*What this task involves*: Write the records out again, precisely as they stand.

*Dataset extract*:

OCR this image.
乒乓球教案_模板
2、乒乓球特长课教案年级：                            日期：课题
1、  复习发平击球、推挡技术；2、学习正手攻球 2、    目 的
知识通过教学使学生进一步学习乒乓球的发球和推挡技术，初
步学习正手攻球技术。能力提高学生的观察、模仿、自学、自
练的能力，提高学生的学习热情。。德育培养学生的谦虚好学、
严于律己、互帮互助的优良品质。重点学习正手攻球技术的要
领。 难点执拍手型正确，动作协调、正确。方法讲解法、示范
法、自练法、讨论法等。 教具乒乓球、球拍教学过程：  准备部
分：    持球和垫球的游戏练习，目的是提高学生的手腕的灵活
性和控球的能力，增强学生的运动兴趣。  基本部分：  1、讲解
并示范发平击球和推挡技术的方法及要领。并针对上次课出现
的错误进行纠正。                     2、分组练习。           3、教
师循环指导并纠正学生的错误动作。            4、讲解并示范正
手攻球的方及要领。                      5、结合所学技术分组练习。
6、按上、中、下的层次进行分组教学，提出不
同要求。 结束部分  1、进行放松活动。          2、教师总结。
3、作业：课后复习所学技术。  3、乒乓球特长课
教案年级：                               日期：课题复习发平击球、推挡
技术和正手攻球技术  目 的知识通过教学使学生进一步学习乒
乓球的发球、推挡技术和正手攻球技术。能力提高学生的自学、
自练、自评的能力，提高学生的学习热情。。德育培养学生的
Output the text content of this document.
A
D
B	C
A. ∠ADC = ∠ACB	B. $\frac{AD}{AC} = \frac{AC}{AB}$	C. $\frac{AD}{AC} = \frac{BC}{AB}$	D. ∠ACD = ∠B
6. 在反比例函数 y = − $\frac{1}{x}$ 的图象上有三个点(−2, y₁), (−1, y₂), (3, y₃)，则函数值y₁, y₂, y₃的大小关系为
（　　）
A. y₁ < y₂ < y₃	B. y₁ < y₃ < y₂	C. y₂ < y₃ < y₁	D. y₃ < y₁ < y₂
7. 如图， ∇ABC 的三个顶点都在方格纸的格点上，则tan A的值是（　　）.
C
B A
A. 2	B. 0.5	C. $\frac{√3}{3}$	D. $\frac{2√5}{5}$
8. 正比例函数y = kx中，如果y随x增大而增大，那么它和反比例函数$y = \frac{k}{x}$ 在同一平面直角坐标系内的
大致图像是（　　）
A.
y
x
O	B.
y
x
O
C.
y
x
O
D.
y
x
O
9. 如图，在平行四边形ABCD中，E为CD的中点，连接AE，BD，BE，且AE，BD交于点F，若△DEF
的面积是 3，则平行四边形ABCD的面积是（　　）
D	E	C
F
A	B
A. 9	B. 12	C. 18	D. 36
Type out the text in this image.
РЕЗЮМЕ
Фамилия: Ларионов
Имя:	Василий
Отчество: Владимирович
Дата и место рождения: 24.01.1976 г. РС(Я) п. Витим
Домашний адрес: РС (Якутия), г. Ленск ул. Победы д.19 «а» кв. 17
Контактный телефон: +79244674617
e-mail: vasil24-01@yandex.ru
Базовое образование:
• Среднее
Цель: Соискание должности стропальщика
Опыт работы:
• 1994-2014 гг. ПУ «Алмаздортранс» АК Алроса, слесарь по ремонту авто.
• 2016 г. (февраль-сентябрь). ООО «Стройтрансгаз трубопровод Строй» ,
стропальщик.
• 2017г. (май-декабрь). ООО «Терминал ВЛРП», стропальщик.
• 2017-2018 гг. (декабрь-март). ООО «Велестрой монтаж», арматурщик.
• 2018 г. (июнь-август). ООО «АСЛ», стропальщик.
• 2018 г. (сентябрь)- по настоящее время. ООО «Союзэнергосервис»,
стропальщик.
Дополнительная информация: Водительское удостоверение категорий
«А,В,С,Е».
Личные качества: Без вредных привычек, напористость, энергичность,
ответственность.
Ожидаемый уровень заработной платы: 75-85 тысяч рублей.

*The result*:
OCR this image.
乒乓球教案_模板
2、乒乓球特长课教案年级：                            日期：课题
1、  复习发平击球、推挡技术；2、学习正手攻球 2、    目 的
知识通过教学使学生进一步学习乒乓球的发球和推挡技术，初
步学习正手攻球技术。能力提高学生的观察、模仿、自学、自
练的能力，提高学生的学习热情。。德育培养学生的谦虚好学、
严于律己、互帮互助的优良品质。重点学习正手攻球技术的要
领。 难点执拍手型正确，动作协调、正确。方法讲解法、示范
法、自练法、讨论法等。 教具乒乓球、球拍教学过程：  准备部
分：    持球和垫球的游戏练习，目的是提高学生的手腕的灵活
性和控球的能力，增强学生的运动兴趣。  基本部分：  1、讲解
并示范发平击球和推挡技术的方法及要领。并针对上次课出现
的错误进行纠正。                     2、分组练习。           3、教
师循环指导并纠正学生的错误动作。            4、讲解并示范正
手攻球的方及要领。                      5、结合所学技术分组练习。
6、按上、中、下的层次进行分组教学，提出不
同要求。 结束部分  1、进行放松活动。          2、教师总结。
3、作业：课后复习所学技术。  3、乒乓球特长课
教案年级：                               日期：课题复习发平击球、推挡
技术和正手攻球技术  目 的知识通过教学使学生进一步学习乒
乓球的发球、推挡技术和正手攻球技术。能力提高学生的自学、
自练、自评的能力，提高学生的学习热情。。德育培养学生的
Output the text content of this document.
A
D
B	C
A. ∠ADC = ∠ACB	B. $\frac{AD}{AC} = \frac{AC}{AB}$	C. $\frac{AD}{AC} = \frac{BC}{AB}$	D. ∠ACD = ∠B
6. 在反比例函数 y = − $\frac{1}{x}$ 的图象上有三个点(−2, y₁), (−1, y₂), (3, y₃)，则函数值y₁, y₂, y₃的大小关系为
（　　）
A. y₁ < y₂ < y₃	B. y₁ < y₃ < y₂	C. y₂ < y₃ < y₁	D. y₃ < y₁ < y₂
7. 如图， ∇ABC 的三个顶点都在方格纸的格点上，则tan A的值是（　　）.
C
B A
A. 2	B. 0.5	C. $\frac{√3}{3}$	D. $\frac{2√5}{5}$
8. 正比例函数y = kx中，如果y随x增大而增大，那么它和反比例函数$y = \frac{k}{x}$ 在同一平面直角坐标系内的
大致图像是（　　）
A.
y
x
O	B.
y
x
O
C.
y
x
O
D.
y
x
O
9. 如图，在平行四边形ABCD中，E为CD的中点，连接AE，BD，BE，且AE，BD交于点F，若△DEF
的面积是 3，则平行四边形ABCD的面积是（　　）
D	E	C
F
A	B
A. 9	B. 12	C. 18	D. 36
Type out the text in this image.
РЕЗЮМЕ
Фамилия: Ларионов
Имя:	Василий
Отчество: Владимирович
Дата и место рождения: 24.01.1976 г. РС(Я) п. Витим
Домашний адрес: РС (Якутия), г. Ленск ул. Победы д.19 «а» кв. 17
Контактный телефон: +79244674617
e-mail: vasil24-01@yandex.ru
Базовое образование:
• Среднее
Цель: Соискание должности стропальщика
Опыт работы:
• 1994-2014 гг. ПУ «Алмаздортранс» АК Алроса, слесарь по ремонту авто.
• 2016 г. (февраль-сентябрь). ООО «Стройтрансгаз трубопровод Строй» ,
стропальщик.
• 2017г. (май-декабрь). ООО «Терминал ВЛРП», стропальщик.
• 2017-2018 гг. (декабрь-март). ООО «Велестрой монтаж», арматурщик.
• 2018 г. (июнь-август). ООО «АСЛ», стропальщик.
• 2018 г. (сентябрь)- по настоящее время. ООО «Союзэнергосервис»,
стропальщик.
Дополнительная информация: Водительское удостоверение категорий
«А,В,С,Е».
Личные качества: Без вредных привычек, напористость, энергичность,
ответственность.
Ожидаемый уровень заработной платы: 75-85 тысяч рублей.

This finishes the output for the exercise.